Stated goal
Show all lines that include the string "scale"; copy each one.

Records that describe figures:
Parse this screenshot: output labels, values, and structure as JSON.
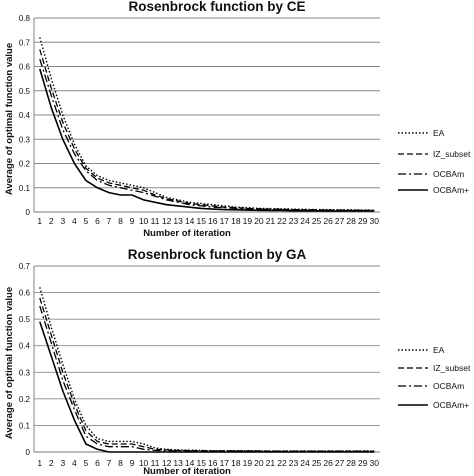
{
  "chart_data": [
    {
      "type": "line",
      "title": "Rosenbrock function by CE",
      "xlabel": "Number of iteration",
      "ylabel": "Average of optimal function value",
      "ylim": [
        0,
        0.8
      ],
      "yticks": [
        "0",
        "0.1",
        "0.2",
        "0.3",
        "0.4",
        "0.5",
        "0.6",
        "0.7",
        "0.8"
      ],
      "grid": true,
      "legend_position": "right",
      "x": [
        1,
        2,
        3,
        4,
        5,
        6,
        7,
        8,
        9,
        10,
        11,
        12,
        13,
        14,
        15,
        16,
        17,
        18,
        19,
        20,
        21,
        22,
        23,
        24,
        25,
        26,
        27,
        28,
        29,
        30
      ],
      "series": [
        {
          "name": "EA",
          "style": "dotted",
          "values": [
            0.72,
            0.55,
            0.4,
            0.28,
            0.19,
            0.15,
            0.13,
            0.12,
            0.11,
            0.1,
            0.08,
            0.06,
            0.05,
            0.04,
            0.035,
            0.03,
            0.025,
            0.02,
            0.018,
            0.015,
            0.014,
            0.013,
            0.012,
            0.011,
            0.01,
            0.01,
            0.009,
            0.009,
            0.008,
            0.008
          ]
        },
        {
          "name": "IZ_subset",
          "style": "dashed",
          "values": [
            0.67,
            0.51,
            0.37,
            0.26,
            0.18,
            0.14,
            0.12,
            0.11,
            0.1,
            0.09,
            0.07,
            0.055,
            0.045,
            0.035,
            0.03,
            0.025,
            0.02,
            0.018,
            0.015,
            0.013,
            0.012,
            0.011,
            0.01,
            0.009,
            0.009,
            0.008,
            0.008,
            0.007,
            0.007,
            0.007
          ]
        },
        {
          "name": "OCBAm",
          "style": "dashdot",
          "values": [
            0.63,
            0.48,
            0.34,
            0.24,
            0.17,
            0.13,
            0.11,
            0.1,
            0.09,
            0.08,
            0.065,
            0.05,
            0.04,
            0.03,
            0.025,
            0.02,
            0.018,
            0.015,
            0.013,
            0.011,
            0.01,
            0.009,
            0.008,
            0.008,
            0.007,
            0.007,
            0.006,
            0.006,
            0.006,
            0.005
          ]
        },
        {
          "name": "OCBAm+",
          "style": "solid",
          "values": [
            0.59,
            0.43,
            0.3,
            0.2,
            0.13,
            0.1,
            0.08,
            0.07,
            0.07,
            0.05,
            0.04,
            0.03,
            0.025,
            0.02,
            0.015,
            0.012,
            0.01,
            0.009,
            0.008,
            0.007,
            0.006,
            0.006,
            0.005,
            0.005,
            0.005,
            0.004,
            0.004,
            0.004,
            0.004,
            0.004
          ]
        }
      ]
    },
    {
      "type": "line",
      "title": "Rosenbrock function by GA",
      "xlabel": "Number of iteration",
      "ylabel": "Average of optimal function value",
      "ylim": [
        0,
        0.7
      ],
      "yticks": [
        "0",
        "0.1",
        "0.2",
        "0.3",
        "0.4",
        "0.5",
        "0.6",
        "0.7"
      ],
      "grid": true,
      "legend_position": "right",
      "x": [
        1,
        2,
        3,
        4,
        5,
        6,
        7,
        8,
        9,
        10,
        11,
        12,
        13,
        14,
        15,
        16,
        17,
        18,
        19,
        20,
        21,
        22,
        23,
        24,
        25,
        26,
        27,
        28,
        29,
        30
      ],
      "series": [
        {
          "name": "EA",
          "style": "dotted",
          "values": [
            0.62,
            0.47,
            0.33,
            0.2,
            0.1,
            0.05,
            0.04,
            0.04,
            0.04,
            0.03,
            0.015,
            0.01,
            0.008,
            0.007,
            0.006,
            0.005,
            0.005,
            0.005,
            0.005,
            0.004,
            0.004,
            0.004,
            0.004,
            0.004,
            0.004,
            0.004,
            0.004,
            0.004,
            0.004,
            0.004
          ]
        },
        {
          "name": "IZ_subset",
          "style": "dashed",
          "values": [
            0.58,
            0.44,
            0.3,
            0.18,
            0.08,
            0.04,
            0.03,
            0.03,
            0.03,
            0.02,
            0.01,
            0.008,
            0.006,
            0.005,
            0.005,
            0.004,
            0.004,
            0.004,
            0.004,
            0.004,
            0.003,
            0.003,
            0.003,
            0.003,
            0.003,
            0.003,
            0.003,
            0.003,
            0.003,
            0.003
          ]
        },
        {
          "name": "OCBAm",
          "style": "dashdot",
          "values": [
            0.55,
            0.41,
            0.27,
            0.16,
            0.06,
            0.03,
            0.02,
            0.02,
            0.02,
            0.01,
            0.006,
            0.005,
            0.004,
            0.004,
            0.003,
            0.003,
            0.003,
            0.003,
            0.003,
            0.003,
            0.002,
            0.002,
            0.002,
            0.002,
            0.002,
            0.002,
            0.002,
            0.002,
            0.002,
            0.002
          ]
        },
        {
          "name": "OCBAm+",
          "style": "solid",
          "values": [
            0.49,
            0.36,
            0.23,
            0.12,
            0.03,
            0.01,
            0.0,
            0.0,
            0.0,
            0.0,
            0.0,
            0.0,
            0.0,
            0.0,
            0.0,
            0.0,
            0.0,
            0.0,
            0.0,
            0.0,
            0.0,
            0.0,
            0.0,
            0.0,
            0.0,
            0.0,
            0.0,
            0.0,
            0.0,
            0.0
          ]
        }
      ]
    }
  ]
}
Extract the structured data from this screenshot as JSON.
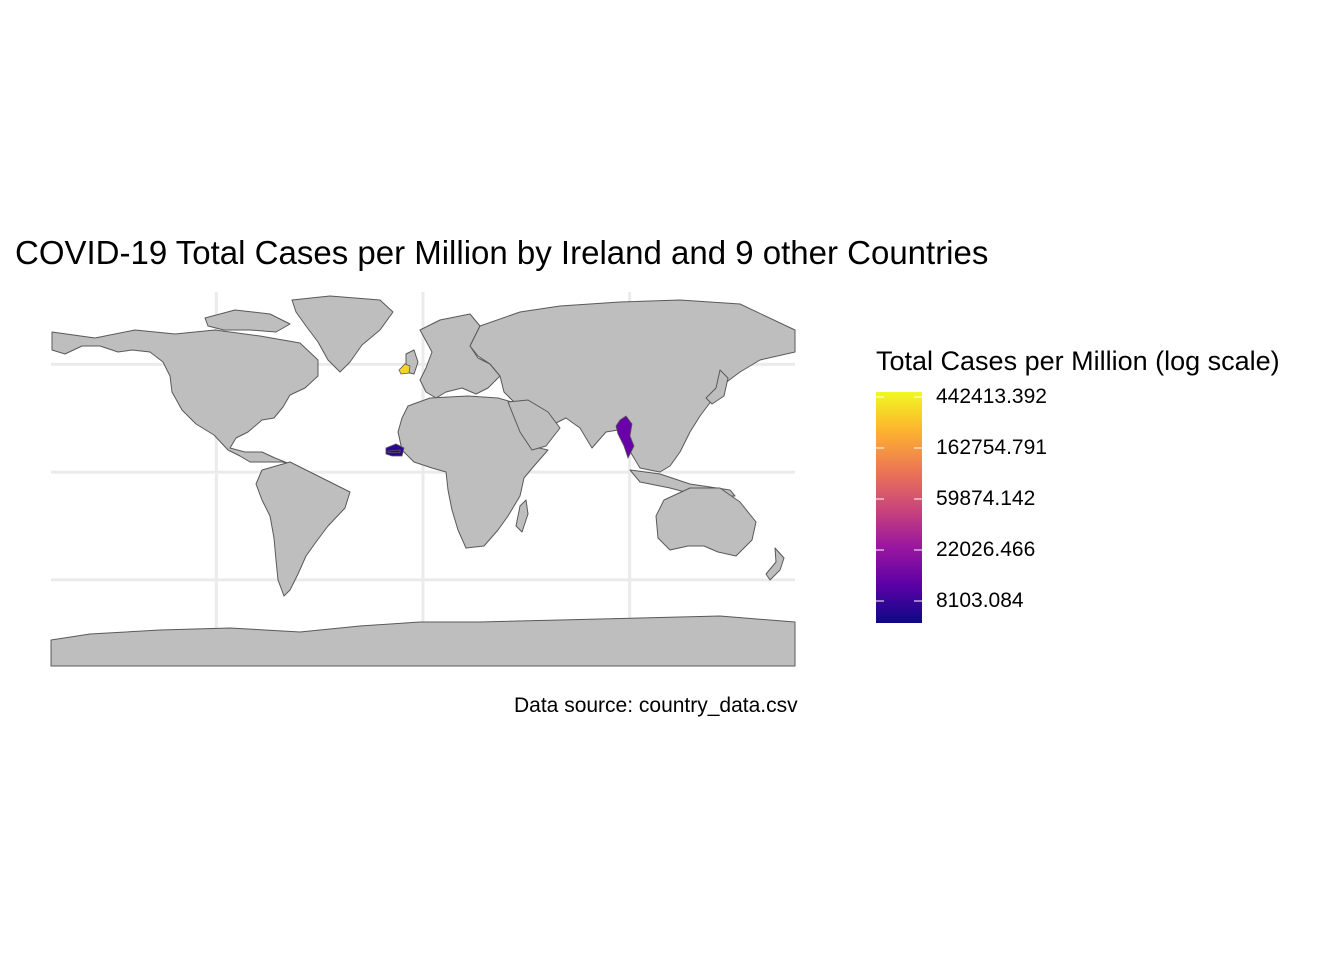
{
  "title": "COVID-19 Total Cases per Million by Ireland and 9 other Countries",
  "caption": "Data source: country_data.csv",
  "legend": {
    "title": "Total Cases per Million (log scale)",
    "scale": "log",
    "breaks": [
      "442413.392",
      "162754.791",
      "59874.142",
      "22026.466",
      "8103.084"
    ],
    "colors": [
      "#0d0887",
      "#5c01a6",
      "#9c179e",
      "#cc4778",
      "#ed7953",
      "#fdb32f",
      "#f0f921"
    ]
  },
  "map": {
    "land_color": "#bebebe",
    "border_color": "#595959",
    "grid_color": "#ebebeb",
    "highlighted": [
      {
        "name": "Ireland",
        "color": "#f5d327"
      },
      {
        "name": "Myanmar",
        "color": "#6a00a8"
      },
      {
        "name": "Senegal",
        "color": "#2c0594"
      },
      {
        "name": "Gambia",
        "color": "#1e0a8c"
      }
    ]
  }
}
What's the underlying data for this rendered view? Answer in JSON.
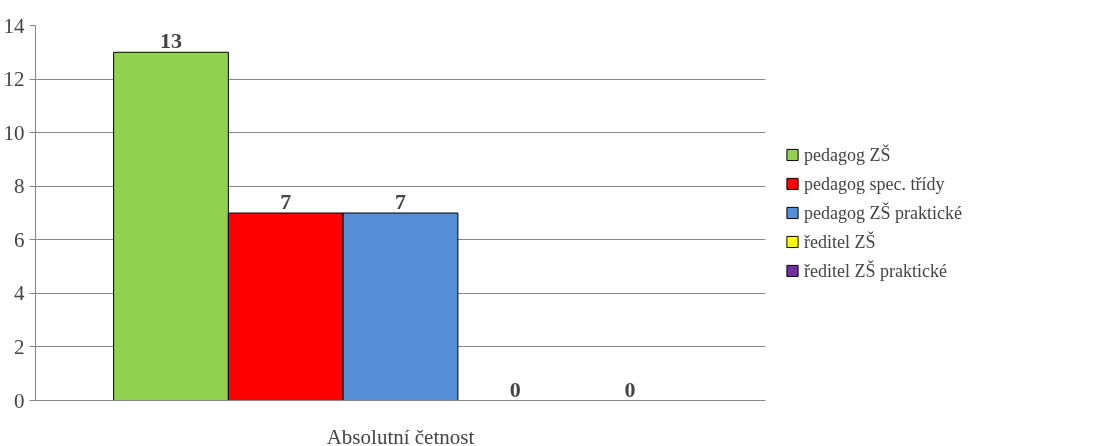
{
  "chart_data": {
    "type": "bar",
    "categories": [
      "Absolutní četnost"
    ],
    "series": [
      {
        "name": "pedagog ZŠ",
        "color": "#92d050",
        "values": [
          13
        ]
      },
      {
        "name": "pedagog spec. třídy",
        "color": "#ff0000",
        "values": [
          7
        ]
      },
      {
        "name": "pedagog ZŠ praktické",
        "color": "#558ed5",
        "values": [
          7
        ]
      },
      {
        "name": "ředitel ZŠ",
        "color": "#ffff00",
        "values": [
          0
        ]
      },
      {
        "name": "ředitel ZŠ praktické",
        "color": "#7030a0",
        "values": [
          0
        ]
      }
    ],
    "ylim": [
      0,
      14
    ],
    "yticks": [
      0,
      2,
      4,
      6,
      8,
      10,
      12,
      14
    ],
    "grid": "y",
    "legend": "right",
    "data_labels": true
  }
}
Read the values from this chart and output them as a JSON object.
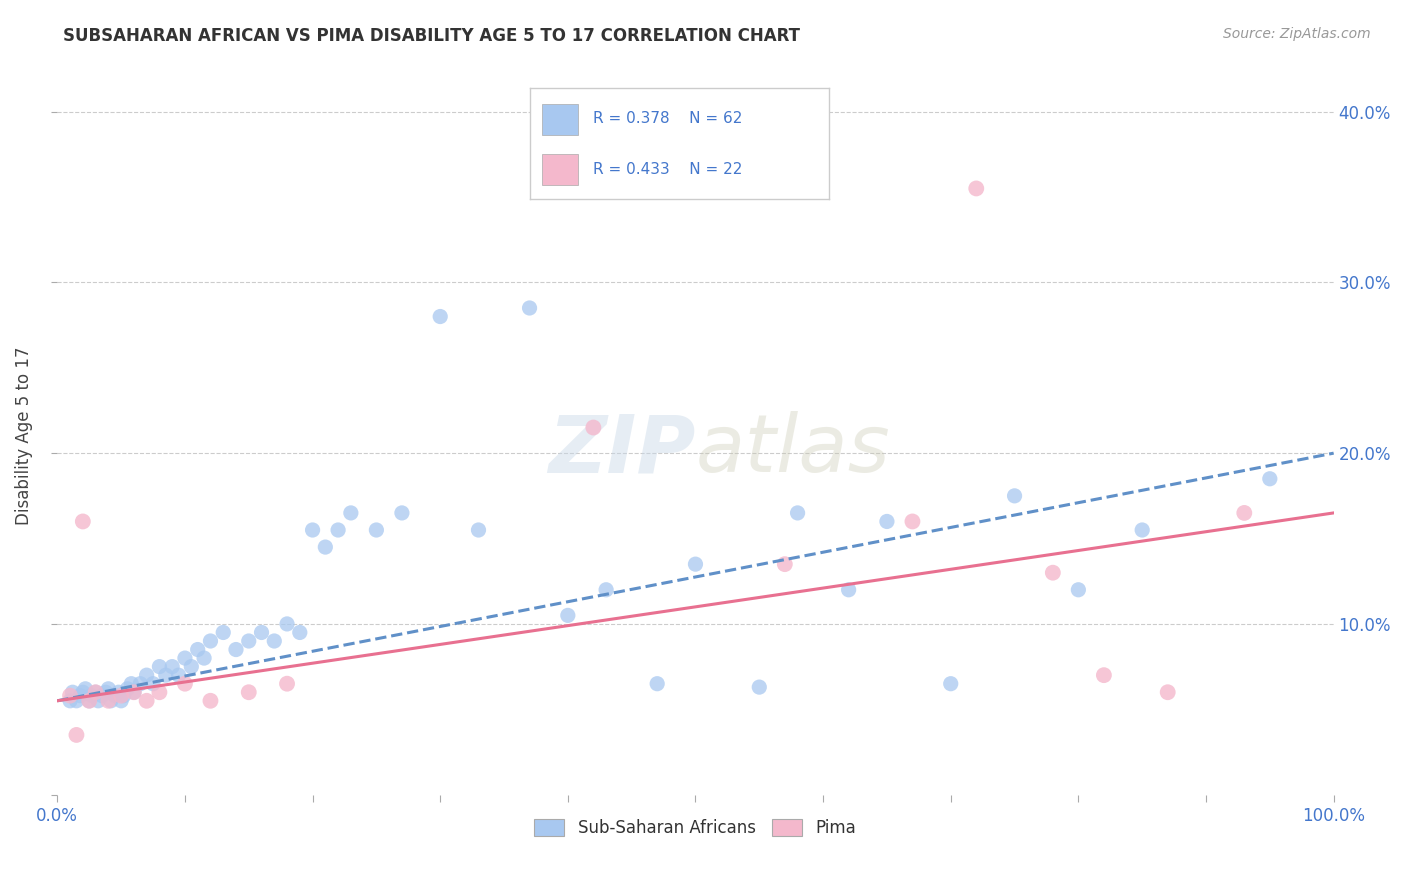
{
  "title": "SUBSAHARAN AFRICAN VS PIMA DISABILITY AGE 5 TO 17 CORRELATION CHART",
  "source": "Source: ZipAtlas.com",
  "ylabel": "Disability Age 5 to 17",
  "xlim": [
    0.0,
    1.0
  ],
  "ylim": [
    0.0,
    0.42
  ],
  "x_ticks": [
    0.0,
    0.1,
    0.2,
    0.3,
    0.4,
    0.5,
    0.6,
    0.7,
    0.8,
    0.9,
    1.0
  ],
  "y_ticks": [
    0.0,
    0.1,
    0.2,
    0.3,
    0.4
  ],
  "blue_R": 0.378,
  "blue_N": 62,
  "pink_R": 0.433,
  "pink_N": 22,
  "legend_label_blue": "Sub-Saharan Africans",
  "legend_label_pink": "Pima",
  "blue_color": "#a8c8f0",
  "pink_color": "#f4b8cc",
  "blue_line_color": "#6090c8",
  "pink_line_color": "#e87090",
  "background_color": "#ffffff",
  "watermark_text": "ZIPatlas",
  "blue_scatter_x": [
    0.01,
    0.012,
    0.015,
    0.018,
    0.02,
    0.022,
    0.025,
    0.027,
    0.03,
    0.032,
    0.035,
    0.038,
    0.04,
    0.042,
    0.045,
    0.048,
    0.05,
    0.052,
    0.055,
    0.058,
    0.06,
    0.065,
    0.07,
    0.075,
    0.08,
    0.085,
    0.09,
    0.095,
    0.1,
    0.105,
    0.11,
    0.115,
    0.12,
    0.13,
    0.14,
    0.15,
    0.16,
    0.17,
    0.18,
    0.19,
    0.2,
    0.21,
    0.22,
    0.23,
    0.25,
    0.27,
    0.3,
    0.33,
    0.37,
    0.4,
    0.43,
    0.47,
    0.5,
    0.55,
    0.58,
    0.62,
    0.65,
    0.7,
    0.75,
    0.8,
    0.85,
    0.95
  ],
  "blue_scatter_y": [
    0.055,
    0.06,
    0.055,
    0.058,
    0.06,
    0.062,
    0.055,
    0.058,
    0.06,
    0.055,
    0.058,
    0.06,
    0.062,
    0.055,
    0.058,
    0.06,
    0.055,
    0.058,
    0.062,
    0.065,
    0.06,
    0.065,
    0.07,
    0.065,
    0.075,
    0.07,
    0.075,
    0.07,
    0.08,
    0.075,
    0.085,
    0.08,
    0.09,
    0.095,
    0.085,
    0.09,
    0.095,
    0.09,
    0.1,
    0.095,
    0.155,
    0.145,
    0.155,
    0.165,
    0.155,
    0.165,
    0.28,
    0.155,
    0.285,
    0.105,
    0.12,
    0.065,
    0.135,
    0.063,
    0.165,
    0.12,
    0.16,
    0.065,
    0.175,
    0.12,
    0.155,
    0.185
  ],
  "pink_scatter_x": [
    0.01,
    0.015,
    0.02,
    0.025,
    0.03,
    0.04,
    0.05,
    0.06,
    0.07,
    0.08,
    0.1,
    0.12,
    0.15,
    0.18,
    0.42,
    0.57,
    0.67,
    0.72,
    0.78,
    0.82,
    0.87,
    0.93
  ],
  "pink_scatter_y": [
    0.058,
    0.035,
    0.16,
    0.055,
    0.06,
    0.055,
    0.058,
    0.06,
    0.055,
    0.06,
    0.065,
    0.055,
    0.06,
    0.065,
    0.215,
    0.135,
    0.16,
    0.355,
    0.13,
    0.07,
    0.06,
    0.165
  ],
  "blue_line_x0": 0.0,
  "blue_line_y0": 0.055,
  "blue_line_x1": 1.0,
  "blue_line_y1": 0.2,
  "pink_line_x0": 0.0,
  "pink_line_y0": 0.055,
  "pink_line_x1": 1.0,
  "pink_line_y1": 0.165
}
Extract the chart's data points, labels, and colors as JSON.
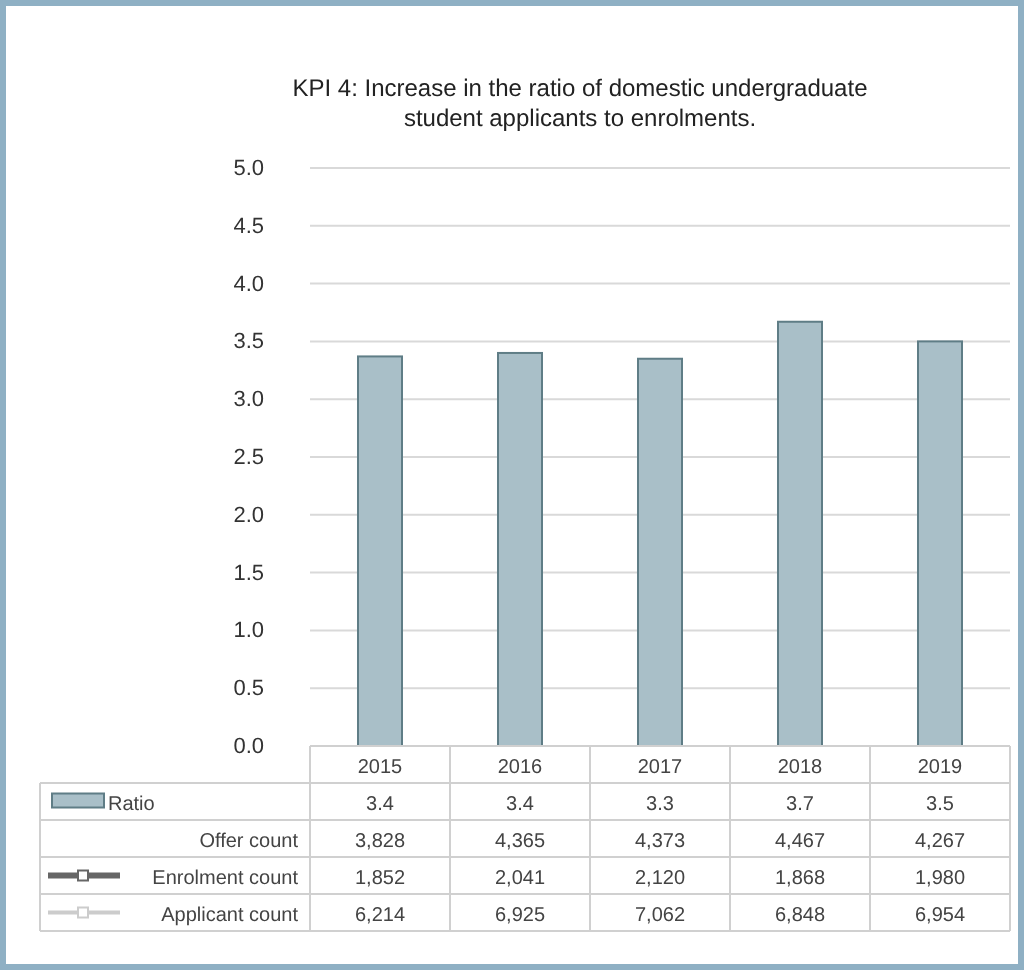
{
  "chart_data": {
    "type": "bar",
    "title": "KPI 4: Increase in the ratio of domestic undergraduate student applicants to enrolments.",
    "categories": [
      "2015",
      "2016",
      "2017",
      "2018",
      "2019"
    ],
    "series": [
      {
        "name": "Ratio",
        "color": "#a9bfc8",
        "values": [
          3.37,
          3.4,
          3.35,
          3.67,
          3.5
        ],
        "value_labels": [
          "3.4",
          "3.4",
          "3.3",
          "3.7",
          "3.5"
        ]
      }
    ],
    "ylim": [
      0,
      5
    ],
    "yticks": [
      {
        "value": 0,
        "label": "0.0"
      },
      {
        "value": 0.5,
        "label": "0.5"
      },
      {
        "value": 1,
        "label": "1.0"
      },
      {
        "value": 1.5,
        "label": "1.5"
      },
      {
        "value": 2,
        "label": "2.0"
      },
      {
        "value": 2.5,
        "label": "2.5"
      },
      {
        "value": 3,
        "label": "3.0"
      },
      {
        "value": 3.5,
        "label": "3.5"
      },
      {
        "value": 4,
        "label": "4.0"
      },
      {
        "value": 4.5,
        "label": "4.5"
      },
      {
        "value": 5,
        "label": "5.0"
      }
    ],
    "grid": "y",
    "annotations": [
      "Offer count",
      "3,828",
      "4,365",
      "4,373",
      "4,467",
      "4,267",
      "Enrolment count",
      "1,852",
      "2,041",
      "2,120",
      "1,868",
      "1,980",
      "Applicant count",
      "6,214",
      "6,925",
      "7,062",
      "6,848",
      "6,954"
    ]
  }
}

Exercise result
    "title": "Total Cases per Million (log scale)",
    "scale": "log",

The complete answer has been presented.